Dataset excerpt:

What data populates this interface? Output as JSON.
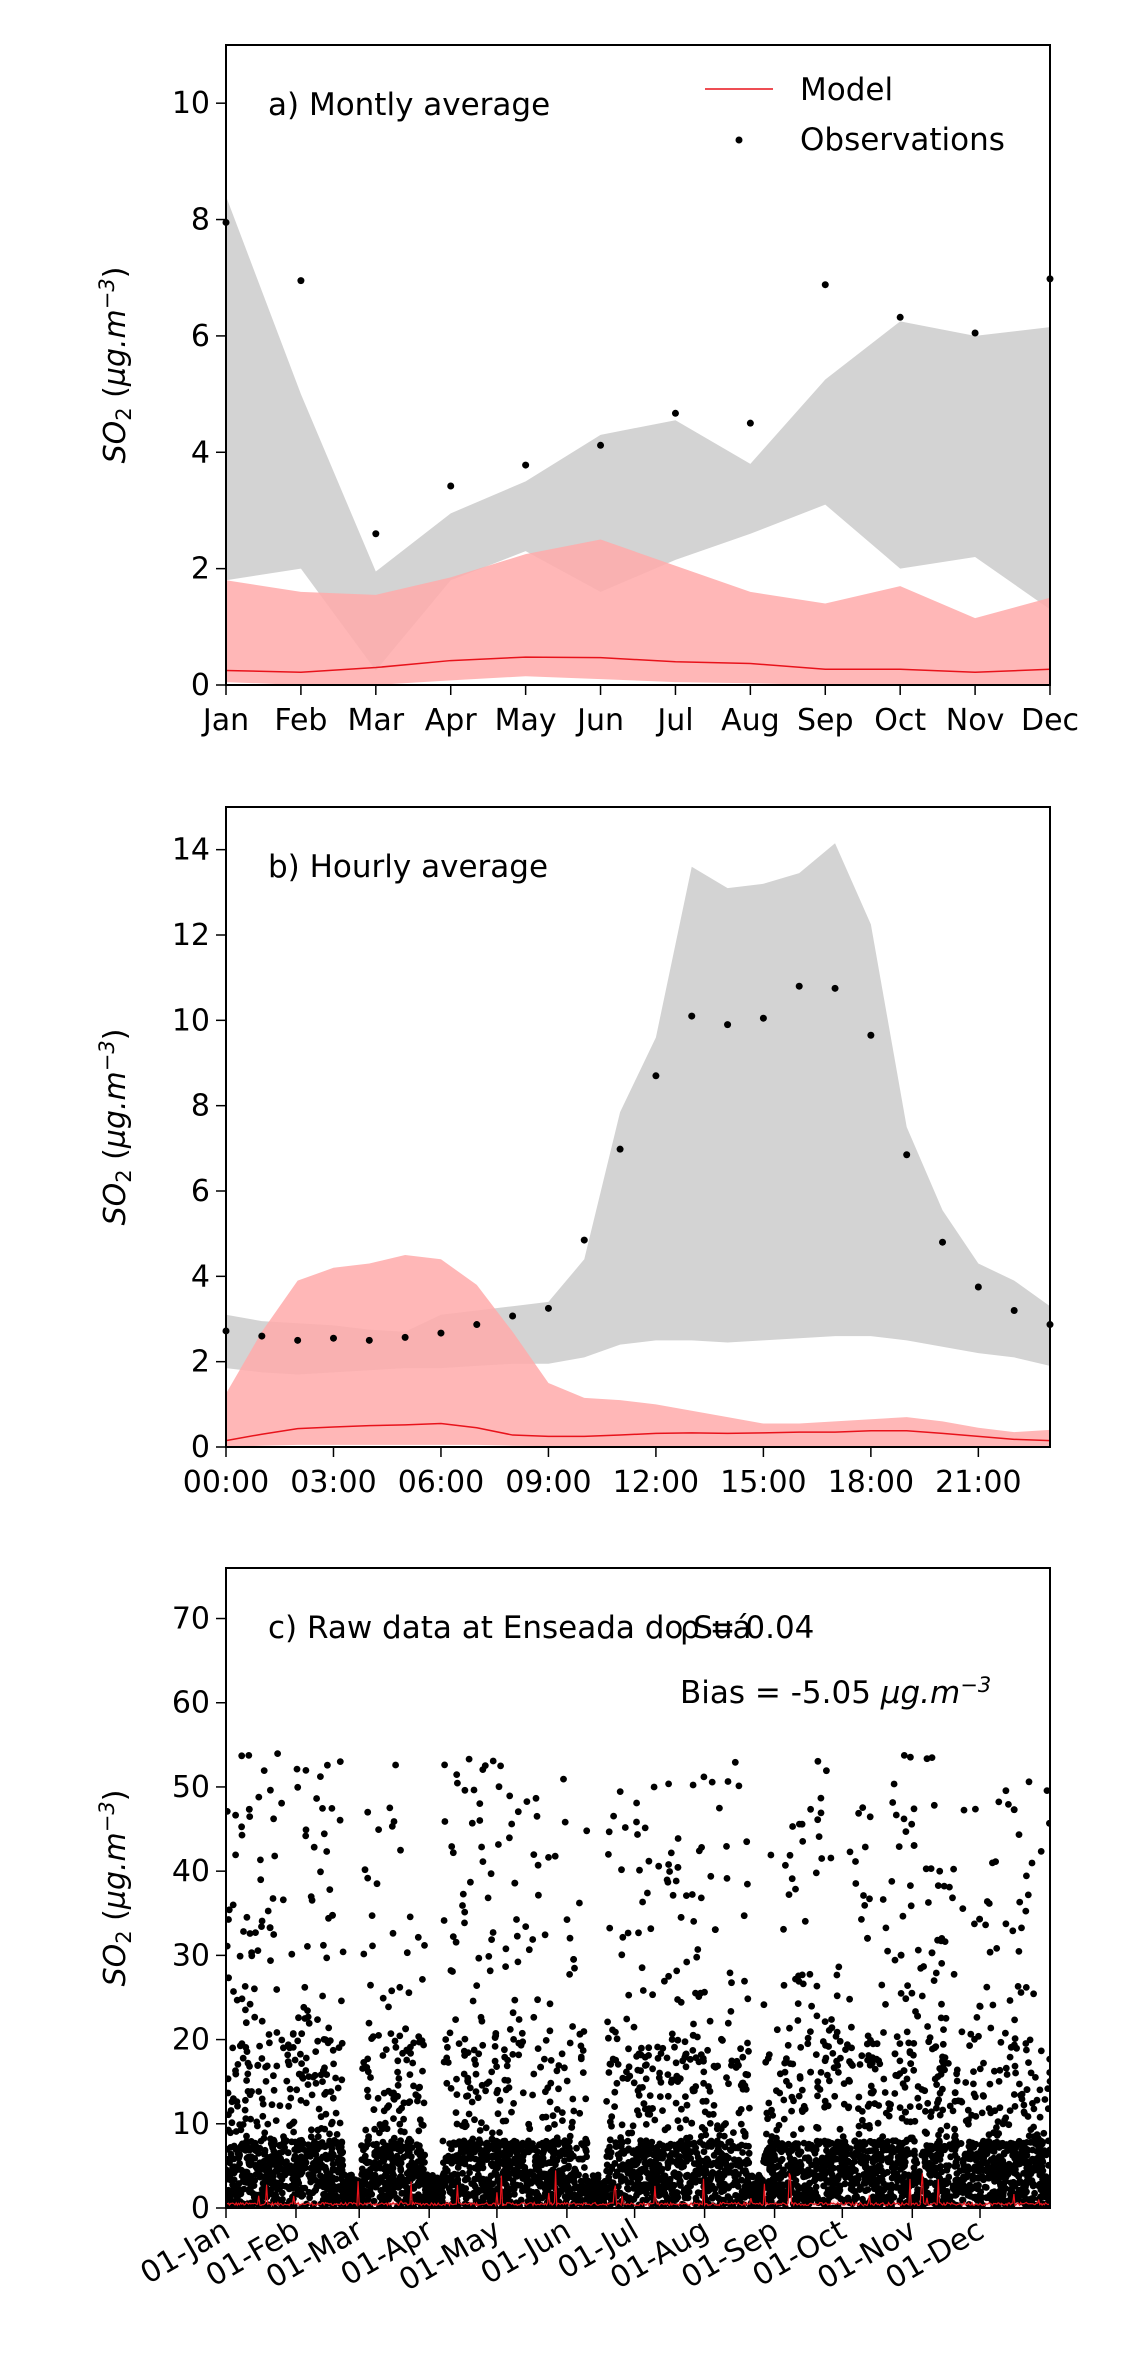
{
  "chart_data": [
    {
      "type": "line",
      "panel_label": "a) Montly average",
      "ylabel": "SO_2 (µg.m^-3)",
      "ylim": [
        0,
        11
      ],
      "yticks": [
        0,
        2,
        4,
        6,
        8,
        10
      ],
      "xticks": [
        "Jan",
        "Feb",
        "Mar",
        "Apr",
        "May",
        "Jun",
        "Jul",
        "Aug",
        "Sep",
        "Oct",
        "Nov",
        "Dec"
      ],
      "legend": {
        "position": "top-right",
        "entries": [
          "Model",
          "Observations"
        ]
      },
      "observations": [
        7.95,
        6.95,
        2.6,
        3.42,
        3.78,
        4.12,
        4.67,
        4.5,
        6.88,
        6.32,
        6.05,
        6.98
      ],
      "obs_band": {
        "lower": [
          1.8,
          2.0,
          0.25,
          1.8,
          2.3,
          1.6,
          2.15,
          2.6,
          3.1,
          2.0,
          2.2,
          1.3
        ],
        "upper": [
          8.4,
          5.0,
          1.95,
          2.95,
          3.5,
          4.3,
          4.55,
          3.8,
          5.25,
          6.25,
          6.0,
          6.15
        ]
      },
      "model_mean": [
        0.25,
        0.22,
        0.3,
        0.42,
        0.48,
        0.47,
        0.4,
        0.37,
        0.27,
        0.27,
        0.22,
        0.27
      ],
      "model_band": {
        "lower": [
          0.05,
          0.0,
          0.0,
          0.08,
          0.15,
          0.1,
          0.05,
          0.03,
          0.0,
          0.0,
          0.0,
          0.0
        ],
        "upper": [
          1.8,
          1.6,
          1.55,
          1.85,
          2.25,
          2.5,
          2.05,
          1.6,
          1.4,
          1.7,
          1.15,
          1.5
        ]
      },
      "colors": {
        "model": "#e8131b",
        "model_band": "#ffaaaa",
        "obs_band": "#d3d3d3",
        "obs": "#000000"
      }
    },
    {
      "type": "line",
      "panel_label": "b) Hourly average",
      "ylabel": "SO_2 (µg.m^-3)",
      "ylim": [
        0,
        15
      ],
      "yticks": [
        0,
        2,
        4,
        6,
        8,
        10,
        12,
        14
      ],
      "xticks": [
        "00:00",
        "03:00",
        "06:00",
        "09:00",
        "12:00",
        "15:00",
        "18:00",
        "21:00"
      ],
      "observations": [
        2.72,
        2.6,
        2.5,
        2.55,
        2.5,
        2.57,
        2.67,
        2.87,
        3.07,
        3.25,
        4.85,
        6.98,
        8.7,
        10.1,
        9.9,
        10.05,
        10.8,
        10.75,
        9.65,
        6.85,
        4.8,
        3.75,
        3.2,
        2.87
      ],
      "obs_band": {
        "lower": [
          1.85,
          1.75,
          1.7,
          1.75,
          1.8,
          1.85,
          1.85,
          1.9,
          1.95,
          1.95,
          2.1,
          2.4,
          2.5,
          2.5,
          2.45,
          2.5,
          2.55,
          2.6,
          2.6,
          2.5,
          2.35,
          2.2,
          2.1,
          1.9
        ],
        "upper": [
          3.1,
          2.95,
          2.9,
          2.85,
          2.75,
          2.7,
          3.1,
          3.2,
          3.3,
          3.4,
          4.4,
          7.85,
          9.6,
          13.6,
          13.1,
          13.2,
          13.45,
          14.15,
          12.25,
          7.5,
          5.55,
          4.3,
          3.9,
          3.3
        ],
        "upper_extra": []
      },
      "model_mean": [
        0.15,
        0.3,
        0.43,
        0.47,
        0.5,
        0.52,
        0.55,
        0.45,
        0.28,
        0.25,
        0.25,
        0.28,
        0.32,
        0.33,
        0.32,
        0.33,
        0.35,
        0.35,
        0.38,
        0.38,
        0.32,
        0.25,
        0.18,
        0.15
      ],
      "model_band": {
        "lower": [
          0.0,
          0.03,
          0.05,
          0.05,
          0.05,
          0.05,
          0.05,
          0.05,
          0.03,
          0.02,
          0.02,
          0.02,
          0.02,
          0.02,
          0.02,
          0.02,
          0.02,
          0.02,
          0.02,
          0.02,
          0.02,
          0.02,
          0.01,
          0.0
        ],
        "upper": [
          1.25,
          2.7,
          3.9,
          4.2,
          4.3,
          4.5,
          4.4,
          3.8,
          2.7,
          1.5,
          1.15,
          1.1,
          1.0,
          0.85,
          0.7,
          0.55,
          0.55,
          0.6,
          0.65,
          0.7,
          0.6,
          0.45,
          0.35,
          0.4
        ]
      },
      "colors": {
        "model": "#e8131b",
        "model_band": "#ffaaaa",
        "obs_band": "#d3d3d3",
        "obs": "#000000"
      }
    },
    {
      "type": "scatter",
      "panel_label": "c) Raw data at Enseada do Suá",
      "overlay_label": "ρ = 0.04",
      "bias_label": "Bias = -5.05 µg.m^-3",
      "ylabel": "SO_2 (µg.m^-3)",
      "ylim": [
        0,
        76
      ],
      "yticks": [
        0,
        10,
        20,
        30,
        40,
        50,
        60,
        70
      ],
      "xlim_days": [
        0,
        365
      ],
      "xticks": [
        "01-Jan",
        "01-Feb",
        "01-Mar",
        "01-Apr",
        "01-May",
        "01-Jun",
        "01-Jul",
        "01-Aug",
        "01-Sep",
        "01-Oct",
        "01-Nov",
        "01-Dec"
      ],
      "xtick_days": [
        0,
        31,
        59,
        90,
        120,
        151,
        181,
        212,
        243,
        273,
        304,
        334
      ],
      "description_note": "dense hourly observations (black dots, mostly below 10 with peaks up to ~54) and hourly model values (red, mostly below 2)",
      "colors": {
        "model": "#e8131b",
        "obs": "#000000"
      }
    }
  ]
}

• AIM: Restate each entry word for word, please, but drop any images it holds.

• ANSWER TO THIS EXERCISE:
What data populates this interface? Output as JSON.
{
  "chart_data": [
    {
      "type": "line",
      "panel_label": "a) Montly average",
      "ylabel": "SO_2 (µg.m^-3)",
      "ylim": [
        0,
        11
      ],
      "yticks": [
        0,
        2,
        4,
        6,
        8,
        10
      ],
      "xticks": [
        "Jan",
        "Feb",
        "Mar",
        "Apr",
        "May",
        "Jun",
        "Jul",
        "Aug",
        "Sep",
        "Oct",
        "Nov",
        "Dec"
      ],
      "legend": {
        "position": "top-right",
        "entries": [
          "Model",
          "Observations"
        ]
      },
      "observations": [
        7.95,
        6.95,
        2.6,
        3.42,
        3.78,
        4.12,
        4.67,
        4.5,
        6.88,
        6.32,
        6.05,
        6.98
      ],
      "obs_band": {
        "lower": [
          1.8,
          2.0,
          0.25,
          1.8,
          2.3,
          1.6,
          2.15,
          2.6,
          3.1,
          2.0,
          2.2,
          1.3
        ],
        "upper": [
          8.4,
          5.0,
          1.95,
          2.95,
          3.5,
          4.3,
          4.55,
          3.8,
          5.25,
          6.25,
          6.0,
          6.15
        ]
      },
      "model_mean": [
        0.25,
        0.22,
        0.3,
        0.42,
        0.48,
        0.47,
        0.4,
        0.37,
        0.27,
        0.27,
        0.22,
        0.27
      ],
      "model_band": {
        "lower": [
          0.05,
          0.0,
          0.0,
          0.08,
          0.15,
          0.1,
          0.05,
          0.03,
          0.0,
          0.0,
          0.0,
          0.0
        ],
        "upper": [
          1.8,
          1.6,
          1.55,
          1.85,
          2.25,
          2.5,
          2.05,
          1.6,
          1.4,
          1.7,
          1.15,
          1.5
        ]
      },
      "colors": {
        "model": "#e8131b",
        "model_band": "#ffaaaa",
        "obs_band": "#d3d3d3",
        "obs": "#000000"
      }
    },
    {
      "type": "line",
      "panel_label": "b) Hourly average",
      "ylabel": "SO_2 (µg.m^-3)",
      "ylim": [
        0,
        15
      ],
      "yticks": [
        0,
        2,
        4,
        6,
        8,
        10,
        12,
        14
      ],
      "xticks": [
        "00:00",
        "03:00",
        "06:00",
        "09:00",
        "12:00",
        "15:00",
        "18:00",
        "21:00"
      ],
      "observations": [
        2.72,
        2.6,
        2.5,
        2.55,
        2.5,
        2.57,
        2.67,
        2.87,
        3.07,
        3.25,
        4.85,
        6.98,
        8.7,
        10.1,
        9.9,
        10.05,
        10.8,
        10.75,
        9.65,
        6.85,
        4.8,
        3.75,
        3.2,
        2.87
      ],
      "obs_band": {
        "lower": [
          1.85,
          1.75,
          1.7,
          1.75,
          1.8,
          1.85,
          1.85,
          1.9,
          1.95,
          1.95,
          2.1,
          2.4,
          2.5,
          2.5,
          2.45,
          2.5,
          2.55,
          2.6,
          2.6,
          2.5,
          2.35,
          2.2,
          2.1,
          1.9
        ],
        "upper": [
          3.1,
          2.95,
          2.9,
          2.85,
          2.75,
          2.7,
          3.1,
          3.2,
          3.3,
          3.4,
          4.4,
          7.85,
          9.6,
          13.6,
          13.1,
          13.2,
          13.45,
          14.15,
          12.25,
          7.5,
          5.55,
          4.3,
          3.9,
          3.3
        ],
        "upper_extra": []
      },
      "model_mean": [
        0.15,
        0.3,
        0.43,
        0.47,
        0.5,
        0.52,
        0.55,
        0.45,
        0.28,
        0.25,
        0.25,
        0.28,
        0.32,
        0.33,
        0.32,
        0.33,
        0.35,
        0.35,
        0.38,
        0.38,
        0.32,
        0.25,
        0.18,
        0.15
      ],
      "model_band": {
        "lower": [
          0.0,
          0.03,
          0.05,
          0.05,
          0.05,
          0.05,
          0.05,
          0.05,
          0.03,
          0.02,
          0.02,
          0.02,
          0.02,
          0.02,
          0.02,
          0.02,
          0.02,
          0.02,
          0.02,
          0.02,
          0.02,
          0.02,
          0.01,
          0.0
        ],
        "upper": [
          1.25,
          2.7,
          3.9,
          4.2,
          4.3,
          4.5,
          4.4,
          3.8,
          2.7,
          1.5,
          1.15,
          1.1,
          1.0,
          0.85,
          0.7,
          0.55,
          0.55,
          0.6,
          0.65,
          0.7,
          0.6,
          0.45,
          0.35,
          0.4
        ]
      },
      "colors": {
        "model": "#e8131b",
        "model_band": "#ffaaaa",
        "obs_band": "#d3d3d3",
        "obs": "#000000"
      }
    },
    {
      "type": "scatter",
      "panel_label": "c) Raw data at Enseada do Suá",
      "overlay_label": "ρ = 0.04",
      "bias_label": "Bias = -5.05 µg.m^-3",
      "ylabel": "SO_2 (µg.m^-3)",
      "ylim": [
        0,
        76
      ],
      "yticks": [
        0,
        10,
        20,
        30,
        40,
        50,
        60,
        70
      ],
      "xlim_days": [
        0,
        365
      ],
      "xticks": [
        "01-Jan",
        "01-Feb",
        "01-Mar",
        "01-Apr",
        "01-May",
        "01-Jun",
        "01-Jul",
        "01-Aug",
        "01-Sep",
        "01-Oct",
        "01-Nov",
        "01-Dec"
      ],
      "xtick_days": [
        0,
        31,
        59,
        90,
        120,
        151,
        181,
        212,
        243,
        273,
        304,
        334
      ],
      "description_note": "dense hourly observations (black dots, mostly below 10 with peaks up to ~54) and hourly model values (red, mostly below 2)",
      "colors": {
        "model": "#e8131b",
        "obs": "#000000"
      }
    }
  ]
}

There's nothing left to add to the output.